## AIM OF THE EXERCISE
Return only how many lines in the data include the string "reduced".

## MATERIAL FOR THIS TASK
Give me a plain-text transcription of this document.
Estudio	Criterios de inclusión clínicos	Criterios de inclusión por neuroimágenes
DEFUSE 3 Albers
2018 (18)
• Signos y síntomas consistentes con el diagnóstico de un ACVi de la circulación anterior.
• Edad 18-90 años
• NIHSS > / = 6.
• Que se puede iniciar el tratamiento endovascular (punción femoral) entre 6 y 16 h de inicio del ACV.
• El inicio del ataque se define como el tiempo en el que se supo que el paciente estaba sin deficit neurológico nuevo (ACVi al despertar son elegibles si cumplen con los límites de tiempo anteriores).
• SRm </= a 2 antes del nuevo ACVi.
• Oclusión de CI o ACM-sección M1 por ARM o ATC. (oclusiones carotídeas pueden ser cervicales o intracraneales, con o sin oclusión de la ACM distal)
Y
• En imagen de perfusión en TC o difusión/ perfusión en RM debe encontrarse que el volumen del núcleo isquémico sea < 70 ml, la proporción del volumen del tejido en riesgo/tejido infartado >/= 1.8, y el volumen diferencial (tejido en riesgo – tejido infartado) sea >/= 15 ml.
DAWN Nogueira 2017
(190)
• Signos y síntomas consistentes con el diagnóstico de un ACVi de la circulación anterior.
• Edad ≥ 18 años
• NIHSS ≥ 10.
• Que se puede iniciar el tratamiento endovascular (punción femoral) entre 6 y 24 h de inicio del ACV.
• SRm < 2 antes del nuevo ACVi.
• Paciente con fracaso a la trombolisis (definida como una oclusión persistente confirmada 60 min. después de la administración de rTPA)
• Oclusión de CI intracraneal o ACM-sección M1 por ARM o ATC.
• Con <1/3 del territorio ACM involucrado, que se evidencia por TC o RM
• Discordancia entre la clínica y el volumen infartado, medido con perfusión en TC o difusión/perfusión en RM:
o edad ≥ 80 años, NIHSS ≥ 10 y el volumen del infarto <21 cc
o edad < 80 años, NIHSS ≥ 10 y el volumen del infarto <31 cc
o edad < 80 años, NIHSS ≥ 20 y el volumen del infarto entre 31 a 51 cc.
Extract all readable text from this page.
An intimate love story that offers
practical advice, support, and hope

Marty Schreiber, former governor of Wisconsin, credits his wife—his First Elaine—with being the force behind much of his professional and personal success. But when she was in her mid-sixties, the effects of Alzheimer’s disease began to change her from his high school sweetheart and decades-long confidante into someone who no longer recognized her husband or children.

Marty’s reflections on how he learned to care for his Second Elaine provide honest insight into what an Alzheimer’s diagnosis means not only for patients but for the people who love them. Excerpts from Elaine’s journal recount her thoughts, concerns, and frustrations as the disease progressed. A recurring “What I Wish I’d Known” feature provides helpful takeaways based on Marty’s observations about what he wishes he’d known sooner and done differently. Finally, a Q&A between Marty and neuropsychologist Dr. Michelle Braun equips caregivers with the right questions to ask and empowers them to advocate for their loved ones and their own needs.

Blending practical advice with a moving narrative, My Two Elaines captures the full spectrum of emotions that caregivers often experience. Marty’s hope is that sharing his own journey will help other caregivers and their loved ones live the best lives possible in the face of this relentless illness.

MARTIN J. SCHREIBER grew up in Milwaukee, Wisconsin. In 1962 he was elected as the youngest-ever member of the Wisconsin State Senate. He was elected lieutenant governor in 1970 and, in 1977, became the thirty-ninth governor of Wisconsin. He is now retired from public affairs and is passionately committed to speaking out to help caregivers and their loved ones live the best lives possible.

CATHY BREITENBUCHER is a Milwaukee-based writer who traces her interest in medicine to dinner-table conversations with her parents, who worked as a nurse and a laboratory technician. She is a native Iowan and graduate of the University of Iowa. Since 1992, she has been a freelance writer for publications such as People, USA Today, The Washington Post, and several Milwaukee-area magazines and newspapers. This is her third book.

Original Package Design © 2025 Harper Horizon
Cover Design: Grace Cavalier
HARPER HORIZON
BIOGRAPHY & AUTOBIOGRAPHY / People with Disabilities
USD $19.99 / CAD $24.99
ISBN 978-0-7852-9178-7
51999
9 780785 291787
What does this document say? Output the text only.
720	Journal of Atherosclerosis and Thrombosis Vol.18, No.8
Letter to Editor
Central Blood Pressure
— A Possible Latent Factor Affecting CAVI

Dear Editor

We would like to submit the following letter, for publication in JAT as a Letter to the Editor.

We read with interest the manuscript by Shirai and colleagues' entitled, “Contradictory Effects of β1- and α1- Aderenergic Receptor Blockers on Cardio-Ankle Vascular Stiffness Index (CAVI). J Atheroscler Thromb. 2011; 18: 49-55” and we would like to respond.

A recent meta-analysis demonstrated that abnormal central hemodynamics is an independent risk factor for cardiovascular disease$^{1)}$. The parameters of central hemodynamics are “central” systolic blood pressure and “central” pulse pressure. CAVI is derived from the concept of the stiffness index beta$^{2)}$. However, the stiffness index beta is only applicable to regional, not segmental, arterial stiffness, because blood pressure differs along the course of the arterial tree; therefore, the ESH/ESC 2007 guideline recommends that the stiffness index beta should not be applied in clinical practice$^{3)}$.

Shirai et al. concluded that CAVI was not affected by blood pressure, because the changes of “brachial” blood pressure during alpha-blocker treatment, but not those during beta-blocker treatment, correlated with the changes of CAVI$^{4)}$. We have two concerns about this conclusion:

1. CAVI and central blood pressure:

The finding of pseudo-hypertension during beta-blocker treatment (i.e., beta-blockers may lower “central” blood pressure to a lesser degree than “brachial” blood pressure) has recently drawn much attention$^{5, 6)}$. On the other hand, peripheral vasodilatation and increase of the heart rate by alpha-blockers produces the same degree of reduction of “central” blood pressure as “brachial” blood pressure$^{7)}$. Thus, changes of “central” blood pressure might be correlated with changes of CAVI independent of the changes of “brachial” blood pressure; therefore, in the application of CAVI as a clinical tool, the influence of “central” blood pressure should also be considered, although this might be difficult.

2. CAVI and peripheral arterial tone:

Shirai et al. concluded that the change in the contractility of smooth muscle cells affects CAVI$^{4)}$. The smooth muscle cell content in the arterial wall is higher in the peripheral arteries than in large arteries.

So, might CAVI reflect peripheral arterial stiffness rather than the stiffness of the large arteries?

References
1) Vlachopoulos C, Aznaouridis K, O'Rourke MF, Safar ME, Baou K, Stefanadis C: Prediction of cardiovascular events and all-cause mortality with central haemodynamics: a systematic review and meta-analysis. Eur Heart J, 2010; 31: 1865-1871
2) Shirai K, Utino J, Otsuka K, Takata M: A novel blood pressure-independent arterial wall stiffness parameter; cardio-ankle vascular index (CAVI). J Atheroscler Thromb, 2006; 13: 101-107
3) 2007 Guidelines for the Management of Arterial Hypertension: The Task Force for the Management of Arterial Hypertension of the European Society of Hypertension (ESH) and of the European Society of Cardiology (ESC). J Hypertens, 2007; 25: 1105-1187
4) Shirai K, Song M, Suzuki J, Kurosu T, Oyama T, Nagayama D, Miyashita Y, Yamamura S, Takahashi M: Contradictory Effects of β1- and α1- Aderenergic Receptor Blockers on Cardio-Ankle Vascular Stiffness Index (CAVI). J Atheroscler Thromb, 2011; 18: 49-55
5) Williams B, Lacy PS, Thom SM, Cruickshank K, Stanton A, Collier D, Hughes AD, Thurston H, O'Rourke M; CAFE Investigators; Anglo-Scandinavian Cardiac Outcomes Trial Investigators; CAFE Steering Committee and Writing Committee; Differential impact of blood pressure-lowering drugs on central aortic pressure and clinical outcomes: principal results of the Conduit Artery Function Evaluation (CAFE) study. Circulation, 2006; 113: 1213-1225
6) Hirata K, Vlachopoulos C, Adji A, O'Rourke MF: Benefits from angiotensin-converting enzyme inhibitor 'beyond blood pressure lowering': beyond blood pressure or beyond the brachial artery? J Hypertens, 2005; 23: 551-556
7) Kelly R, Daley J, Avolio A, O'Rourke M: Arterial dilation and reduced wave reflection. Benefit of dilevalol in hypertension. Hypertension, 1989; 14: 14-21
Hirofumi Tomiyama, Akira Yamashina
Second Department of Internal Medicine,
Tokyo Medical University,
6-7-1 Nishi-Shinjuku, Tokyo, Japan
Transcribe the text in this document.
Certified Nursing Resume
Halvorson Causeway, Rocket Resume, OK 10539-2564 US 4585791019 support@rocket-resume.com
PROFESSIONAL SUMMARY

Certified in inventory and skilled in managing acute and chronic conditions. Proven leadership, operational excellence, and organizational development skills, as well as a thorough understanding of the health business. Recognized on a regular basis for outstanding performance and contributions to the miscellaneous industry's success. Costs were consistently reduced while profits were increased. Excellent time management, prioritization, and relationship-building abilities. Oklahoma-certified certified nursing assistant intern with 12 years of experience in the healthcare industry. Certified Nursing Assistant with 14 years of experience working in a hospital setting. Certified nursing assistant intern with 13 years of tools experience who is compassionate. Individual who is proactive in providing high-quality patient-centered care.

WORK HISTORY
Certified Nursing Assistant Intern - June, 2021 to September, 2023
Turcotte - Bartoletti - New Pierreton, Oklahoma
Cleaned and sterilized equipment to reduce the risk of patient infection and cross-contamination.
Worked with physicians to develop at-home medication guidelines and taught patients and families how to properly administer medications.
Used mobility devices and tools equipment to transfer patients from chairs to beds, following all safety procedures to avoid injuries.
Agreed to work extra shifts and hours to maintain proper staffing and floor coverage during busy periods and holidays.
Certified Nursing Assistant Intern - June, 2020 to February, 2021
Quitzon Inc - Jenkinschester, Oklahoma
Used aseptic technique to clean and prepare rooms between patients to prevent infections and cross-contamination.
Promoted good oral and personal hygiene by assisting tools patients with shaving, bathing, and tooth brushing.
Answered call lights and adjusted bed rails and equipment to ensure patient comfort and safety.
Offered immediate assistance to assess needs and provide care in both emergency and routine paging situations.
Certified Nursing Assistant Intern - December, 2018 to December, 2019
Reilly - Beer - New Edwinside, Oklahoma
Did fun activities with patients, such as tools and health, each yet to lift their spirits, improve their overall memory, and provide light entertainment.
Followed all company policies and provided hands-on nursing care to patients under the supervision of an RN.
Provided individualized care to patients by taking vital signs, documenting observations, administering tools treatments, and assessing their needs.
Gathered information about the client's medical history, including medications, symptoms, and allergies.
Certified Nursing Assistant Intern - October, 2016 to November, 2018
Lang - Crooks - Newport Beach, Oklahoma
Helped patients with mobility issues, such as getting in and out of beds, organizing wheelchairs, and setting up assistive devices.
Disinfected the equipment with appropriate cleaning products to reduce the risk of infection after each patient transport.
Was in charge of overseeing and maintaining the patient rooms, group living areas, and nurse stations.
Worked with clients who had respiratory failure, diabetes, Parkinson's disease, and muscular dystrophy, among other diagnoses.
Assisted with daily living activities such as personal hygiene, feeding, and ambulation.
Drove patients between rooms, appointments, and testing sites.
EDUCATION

## RESPONSE TO THIS EXERCISE
2